■ Directions
Reproduce all of the data word for word.

■ Record list
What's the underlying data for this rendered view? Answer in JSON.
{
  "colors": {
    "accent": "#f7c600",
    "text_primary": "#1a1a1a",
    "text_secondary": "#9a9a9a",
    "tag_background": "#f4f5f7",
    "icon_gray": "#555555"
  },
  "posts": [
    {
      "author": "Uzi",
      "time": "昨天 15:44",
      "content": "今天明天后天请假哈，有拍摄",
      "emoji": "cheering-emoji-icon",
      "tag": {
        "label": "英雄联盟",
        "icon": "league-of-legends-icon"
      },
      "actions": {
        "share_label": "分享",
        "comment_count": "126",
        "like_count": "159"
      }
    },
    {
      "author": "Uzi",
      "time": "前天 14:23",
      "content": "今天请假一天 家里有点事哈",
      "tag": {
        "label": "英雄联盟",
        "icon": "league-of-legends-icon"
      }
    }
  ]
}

■ Result
What's the underlying data for this rendered view? Answer in JSON.
{
  "colors": {
    "accent": "#f7c600",
    "text_primary": "#1a1a1a",
    "text_secondary": "#9a9a9a",
    "tag_background": "#f4f5f7",
    "icon_gray": "#555555"
  },
  "posts": [
    {
      "author": "Uzi",
      "time": "昨天 15:44",
      "content": "今天明天后天请假哈，有拍摄",
      "emoji": "cheering-emoji-icon",
      "tag": {
        "label": "英雄联盟",
        "icon": "league-of-legends-icon"
      },
      "actions": {
        "share_label": "分享",
        "comment_count": "126",
        "like_count": "159"
      }
    },
    {
      "author": "Uzi",
      "time": "前天 14:23",
      "content": "今天请假一天 家里有点事哈",
      "tag": {
        "label": "英雄联盟",
        "icon": "league-of-legends-icon"
      }
    }
  ]
}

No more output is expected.